**LISTED RECORDS**
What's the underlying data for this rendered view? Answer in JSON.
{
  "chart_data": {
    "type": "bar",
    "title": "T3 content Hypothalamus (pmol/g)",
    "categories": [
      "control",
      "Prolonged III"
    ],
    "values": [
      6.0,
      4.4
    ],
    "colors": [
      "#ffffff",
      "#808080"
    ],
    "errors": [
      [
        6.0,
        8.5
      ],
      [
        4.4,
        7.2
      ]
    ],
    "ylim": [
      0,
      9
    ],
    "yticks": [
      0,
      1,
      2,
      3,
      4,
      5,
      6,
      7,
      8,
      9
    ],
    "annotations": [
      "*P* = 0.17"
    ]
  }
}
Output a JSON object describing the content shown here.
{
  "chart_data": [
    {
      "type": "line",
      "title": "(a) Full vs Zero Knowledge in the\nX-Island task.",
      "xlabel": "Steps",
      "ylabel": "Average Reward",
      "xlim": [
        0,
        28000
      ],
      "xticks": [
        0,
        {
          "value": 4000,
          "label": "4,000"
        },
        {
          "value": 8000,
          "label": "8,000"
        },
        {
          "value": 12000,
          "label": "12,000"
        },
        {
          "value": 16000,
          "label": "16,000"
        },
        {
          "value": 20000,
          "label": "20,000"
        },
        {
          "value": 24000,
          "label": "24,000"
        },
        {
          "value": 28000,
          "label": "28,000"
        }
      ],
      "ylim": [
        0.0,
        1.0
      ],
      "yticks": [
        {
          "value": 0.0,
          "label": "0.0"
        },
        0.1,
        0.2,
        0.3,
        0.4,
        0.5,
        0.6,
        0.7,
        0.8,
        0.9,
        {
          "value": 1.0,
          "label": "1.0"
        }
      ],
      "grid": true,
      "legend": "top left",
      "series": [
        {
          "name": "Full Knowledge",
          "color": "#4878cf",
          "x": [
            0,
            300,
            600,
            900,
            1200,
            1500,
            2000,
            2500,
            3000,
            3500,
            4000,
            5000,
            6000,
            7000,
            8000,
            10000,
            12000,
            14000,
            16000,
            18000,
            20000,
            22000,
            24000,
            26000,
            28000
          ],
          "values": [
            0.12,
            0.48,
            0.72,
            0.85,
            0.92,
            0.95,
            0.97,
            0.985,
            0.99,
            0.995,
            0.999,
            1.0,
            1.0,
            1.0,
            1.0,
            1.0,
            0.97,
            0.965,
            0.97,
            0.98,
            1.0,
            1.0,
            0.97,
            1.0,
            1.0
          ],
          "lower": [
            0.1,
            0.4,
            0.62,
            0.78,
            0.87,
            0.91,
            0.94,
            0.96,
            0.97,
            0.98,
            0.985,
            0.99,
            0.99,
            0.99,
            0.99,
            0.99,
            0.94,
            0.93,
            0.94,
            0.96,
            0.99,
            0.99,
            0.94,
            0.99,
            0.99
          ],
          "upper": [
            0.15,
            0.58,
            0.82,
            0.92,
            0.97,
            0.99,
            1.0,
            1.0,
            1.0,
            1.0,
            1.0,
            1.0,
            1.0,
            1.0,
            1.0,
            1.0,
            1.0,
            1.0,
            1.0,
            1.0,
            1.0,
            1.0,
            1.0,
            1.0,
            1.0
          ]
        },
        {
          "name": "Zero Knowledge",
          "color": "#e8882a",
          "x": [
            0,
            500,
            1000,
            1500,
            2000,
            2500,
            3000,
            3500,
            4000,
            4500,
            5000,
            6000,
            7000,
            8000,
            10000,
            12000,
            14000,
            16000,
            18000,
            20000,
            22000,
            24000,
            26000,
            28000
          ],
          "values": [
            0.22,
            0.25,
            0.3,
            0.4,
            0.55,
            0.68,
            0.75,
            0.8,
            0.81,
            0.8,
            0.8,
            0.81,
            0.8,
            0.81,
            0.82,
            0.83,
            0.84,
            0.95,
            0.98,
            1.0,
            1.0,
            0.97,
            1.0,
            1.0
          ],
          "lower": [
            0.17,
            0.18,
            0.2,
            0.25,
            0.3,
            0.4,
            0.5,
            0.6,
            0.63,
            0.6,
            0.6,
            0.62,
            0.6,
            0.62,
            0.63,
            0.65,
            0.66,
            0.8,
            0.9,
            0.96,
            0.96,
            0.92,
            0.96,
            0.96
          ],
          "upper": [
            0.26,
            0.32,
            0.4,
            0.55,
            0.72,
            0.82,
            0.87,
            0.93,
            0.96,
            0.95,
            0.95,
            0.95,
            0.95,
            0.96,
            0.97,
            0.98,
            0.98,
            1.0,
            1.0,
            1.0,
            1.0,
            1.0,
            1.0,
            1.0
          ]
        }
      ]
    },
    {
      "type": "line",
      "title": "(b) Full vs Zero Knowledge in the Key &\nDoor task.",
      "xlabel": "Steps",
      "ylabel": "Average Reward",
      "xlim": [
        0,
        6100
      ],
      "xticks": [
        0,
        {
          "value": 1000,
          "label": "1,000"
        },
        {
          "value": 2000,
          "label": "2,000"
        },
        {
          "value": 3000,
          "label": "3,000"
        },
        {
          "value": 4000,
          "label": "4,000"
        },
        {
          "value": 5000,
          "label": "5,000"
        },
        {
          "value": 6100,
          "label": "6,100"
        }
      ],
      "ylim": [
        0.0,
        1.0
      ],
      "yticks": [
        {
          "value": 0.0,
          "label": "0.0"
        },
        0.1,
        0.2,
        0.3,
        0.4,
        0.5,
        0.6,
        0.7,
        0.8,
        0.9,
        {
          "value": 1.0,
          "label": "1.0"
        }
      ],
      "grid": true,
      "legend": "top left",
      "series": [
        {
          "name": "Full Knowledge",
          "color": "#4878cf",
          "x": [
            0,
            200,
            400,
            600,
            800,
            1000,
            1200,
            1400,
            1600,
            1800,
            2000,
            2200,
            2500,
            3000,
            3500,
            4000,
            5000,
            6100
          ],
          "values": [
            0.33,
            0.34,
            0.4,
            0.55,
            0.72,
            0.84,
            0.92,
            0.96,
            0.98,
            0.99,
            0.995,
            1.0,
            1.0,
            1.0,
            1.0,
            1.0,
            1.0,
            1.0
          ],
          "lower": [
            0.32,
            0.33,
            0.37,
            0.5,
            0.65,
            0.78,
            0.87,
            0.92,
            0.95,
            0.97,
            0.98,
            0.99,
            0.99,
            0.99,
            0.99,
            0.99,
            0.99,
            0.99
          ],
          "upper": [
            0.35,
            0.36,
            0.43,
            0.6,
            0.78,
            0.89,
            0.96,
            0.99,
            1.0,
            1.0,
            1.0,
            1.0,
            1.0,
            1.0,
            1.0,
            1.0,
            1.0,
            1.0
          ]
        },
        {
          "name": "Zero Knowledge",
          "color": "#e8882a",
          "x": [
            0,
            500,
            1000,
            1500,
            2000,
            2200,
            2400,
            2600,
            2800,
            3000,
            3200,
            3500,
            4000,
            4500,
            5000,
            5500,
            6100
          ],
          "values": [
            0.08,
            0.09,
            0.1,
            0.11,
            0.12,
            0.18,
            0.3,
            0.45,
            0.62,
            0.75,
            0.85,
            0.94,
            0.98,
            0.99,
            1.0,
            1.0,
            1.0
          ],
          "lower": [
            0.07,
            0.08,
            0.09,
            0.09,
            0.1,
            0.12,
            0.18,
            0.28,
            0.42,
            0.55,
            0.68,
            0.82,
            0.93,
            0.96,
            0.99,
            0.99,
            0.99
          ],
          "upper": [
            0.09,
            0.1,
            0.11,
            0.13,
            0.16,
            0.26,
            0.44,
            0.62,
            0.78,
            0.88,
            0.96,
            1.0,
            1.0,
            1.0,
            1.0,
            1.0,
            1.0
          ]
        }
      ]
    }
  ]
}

**WHAT THE EXERCISE ASKS**
Write out the listing once more, matching it exactly.

**EXERCISE OUTPUT**
What's the underlying data for this rendered view? Answer in JSON.
{
  "chart_data": {
    "type": "bar",
    "title": "T3 content Hypothalamus (pmol/g)",
    "categories": [
      "control",
      "Prolonged III"
    ],
    "values": [
      6.0,
      4.4
    ],
    "colors": [
      "#ffffff",
      "#808080"
    ],
    "errors": [
      [
        6.0,
        8.5
      ],
      [
        4.4,
        7.2
      ]
    ],
    "ylim": [
      0,
      9
    ],
    "yticks": [
      0,
      1,
      2,
      3,
      4,
      5,
      6,
      7,
      8,
      9
    ],
    "annotations": [
      "*P* = 0.17"
    ]
  }
}
Output a JSON object describing the content shown here.
{
  "chart_data": [
    {
      "type": "line",
      "title": "(a) Full vs Zero Knowledge in the\nX-Island task.",
      "xlabel": "Steps",
      "ylabel": "Average Reward",
      "xlim": [
        0,
        28000
      ],
      "xticks": [
        0,
        {
          "value": 4000,
          "label": "4,000"
        },
        {
          "value": 8000,
          "label": "8,000"
        },
        {
          "value": 12000,
          "label": "12,000"
        },
        {
          "value": 16000,
          "label": "16,000"
        },
        {
          "value": 20000,
          "label": "20,000"
        },
        {
          "value": 24000,
          "label": "24,000"
        },
        {
          "value": 28000,
          "label": "28,000"
        }
      ],
      "ylim": [
        0.0,
        1.0
      ],
      "yticks": [
        {
          "value": 0.0,
          "label": "0.0"
        },
        0.1,
        0.2,
        0.3,
        0.4,
        0.5,
        0.6,
        0.7,
        0.8,
        0.9,
        {
          "value": 1.0,
          "label": "1.0"
        }
      ],
      "grid": true,
      "legend": "top left",
      "series": [
        {
          "name": "Full Knowledge",
          "color": "#4878cf",
          "x": [
            0,
            300,
            600,
            900,
            1200,
            1500,
            2000,
            2500,
            3000,
            3500,
            4000,
            5000,
            6000,
            7000,
            8000,
            10000,
            12000,
            14000,
            16000,
            18000,
            20000,
            22000,
            24000,
            26000,
            28000
          ],
          "values": [
            0.12,
            0.48,
            0.72,
            0.85,
            0.92,
            0.95,
            0.97,
            0.985,
            0.99,
            0.995,
            0.999,
            1.0,
            1.0,
            1.0,
            1.0,
            1.0,
            0.97,
            0.965,
            0.97,
            0.98,
            1.0,
            1.0,
            0.97,
            1.0,
            1.0
          ],
          "lower": [
            0.1,
            0.4,
            0.62,
            0.78,
            0.87,
            0.91,
            0.94,
            0.96,
            0.97,
            0.98,
            0.985,
            0.99,
            0.99,
            0.99,
            0.99,
            0.99,
            0.94,
            0.93,
            0.94,
            0.96,
            0.99,
            0.99,
            0.94,
            0.99,
            0.99
          ],
          "upper": [
            0.15,
            0.58,
            0.82,
            0.92,
            0.97,
            0.99,
            1.0,
            1.0,
            1.0,
            1.0,
            1.0,
            1.0,
            1.0,
            1.0,
            1.0,
            1.0,
            1.0,
            1.0,
            1.0,
            1.0,
            1.0,
            1.0,
            1.0,
            1.0,
            1.0
          ]
        },
        {
          "name": "Zero Knowledge",
          "color": "#e8882a",
          "x": [
            0,
            500,
            1000,
            1500,
            2000,
            2500,
            3000,
            3500,
            4000,
            4500,
            5000,
            6000,
            7000,
            8000,
            10000,
            12000,
            14000,
            16000,
            18000,
            20000,
            22000,
            24000,
            26000,
            28000
          ],
          "values": [
            0.22,
            0.25,
            0.3,
            0.4,
            0.55,
            0.68,
            0.75,
            0.8,
            0.81,
            0.8,
            0.8,
            0.81,
            0.8,
            0.81,
            0.82,
            0.83,
            0.84,
            0.95,
            0.98,
            1.0,
            1.0,
            0.97,
            1.0,
            1.0
          ],
          "lower": [
            0.17,
            0.18,
            0.2,
            0.25,
            0.3,
            0.4,
            0.5,
            0.6,
            0.63,
            0.6,
            0.6,
            0.62,
            0.6,
            0.62,
            0.63,
            0.65,
            0.66,
            0.8,
            0.9,
            0.96,
            0.96,
            0.92,
            0.96,
            0.96
          ],
          "upper": [
            0.26,
            0.32,
            0.4,
            0.55,
            0.72,
            0.82,
            0.87,
            0.93,
            0.96,
            0.95,
            0.95,
            0.95,
            0.95,
            0.96,
            0.97,
            0.98,
            0.98,
            1.0,
            1.0,
            1.0,
            1.0,
            1.0,
            1.0,
            1.0
          ]
        }
      ]
    },
    {
      "type": "line",
      "title": "(b) Full vs Zero Knowledge in the Key &\nDoor task.",
      "xlabel": "Steps",
      "ylabel": "Average Reward",
      "xlim": [
        0,
        6100
      ],
      "xticks": [
        0,
        {
          "value": 1000,
          "label": "1,000"
        },
        {
          "value": 2000,
          "label": "2,000"
        },
        {
          "value": 3000,
          "label": "3,000"
        },
        {
          "value": 4000,
          "label": "4,000"
        },
        {
          "value": 5000,
          "label": "5,000"
        },
        {
          "value": 6100,
          "label": "6,100"
        }
      ],
      "ylim": [
        0.0,
        1.0
      ],
      "yticks": [
        {
          "value": 0.0,
          "label": "0.0"
        },
        0.1,
        0.2,
        0.3,
        0.4,
        0.5,
        0.6,
        0.7,
        0.8,
        0.9,
        {
          "value": 1.0,
          "label": "1.0"
        }
      ],
      "grid": true,
      "legend": "top left",
      "series": [
        {
          "name": "Full Knowledge",
          "color": "#4878cf",
          "x": [
            0,
            200,
            400,
            600,
            800,
            1000,
            1200,
            1400,
            1600,
            1800,
            2000,
            2200,
            2500,
            3000,
            3500,
            4000,
            5000,
            6100
          ],
          "values": [
            0.33,
            0.34,
            0.4,
            0.55,
            0.72,
            0.84,
            0.92,
            0.96,
            0.98,
            0.99,
            0.995,
            1.0,
            1.0,
            1.0,
            1.0,
            1.0,
            1.0,
            1.0
          ],
          "lower": [
            0.32,
            0.33,
            0.37,
            0.5,
            0.65,
            0.78,
            0.87,
            0.92,
            0.95,
            0.97,
            0.98,
            0.99,
            0.99,
            0.99,
            0.99,
            0.99,
            0.99,
            0.99
          ],
          "upper": [
            0.35,
            0.36,
            0.43,
            0.6,
            0.78,
            0.89,
            0.96,
            0.99,
            1.0,
            1.0,
            1.0,
            1.0,
            1.0,
            1.0,
            1.0,
            1.0,
            1.0,
            1.0
          ]
        },
        {
          "name": "Zero Knowledge",
          "color": "#e8882a",
          "x": [
            0,
            500,
            1000,
            1500,
            2000,
            2200,
            2400,
            2600,
            2800,
            3000,
            3200,
            3500,
            4000,
            4500,
            5000,
            5500,
            6100
          ],
          "values": [
            0.08,
            0.09,
            0.1,
            0.11,
            0.12,
            0.18,
            0.3,
            0.45,
            0.62,
            0.75,
            0.85,
            0.94,
            0.98,
            0.99,
            1.0,
            1.0,
            1.0
          ],
          "lower": [
            0.07,
            0.08,
            0.09,
            0.09,
            0.1,
            0.12,
            0.18,
            0.28,
            0.42,
            0.55,
            0.68,
            0.82,
            0.93,
            0.96,
            0.99,
            0.99,
            0.99
          ],
          "upper": [
            0.09,
            0.1,
            0.11,
            0.13,
            0.16,
            0.26,
            0.44,
            0.62,
            0.78,
            0.88,
            0.96,
            1.0,
            1.0,
            1.0,
            1.0,
            1.0,
            1.0
          ]
        }
      ]
    }
  ]
}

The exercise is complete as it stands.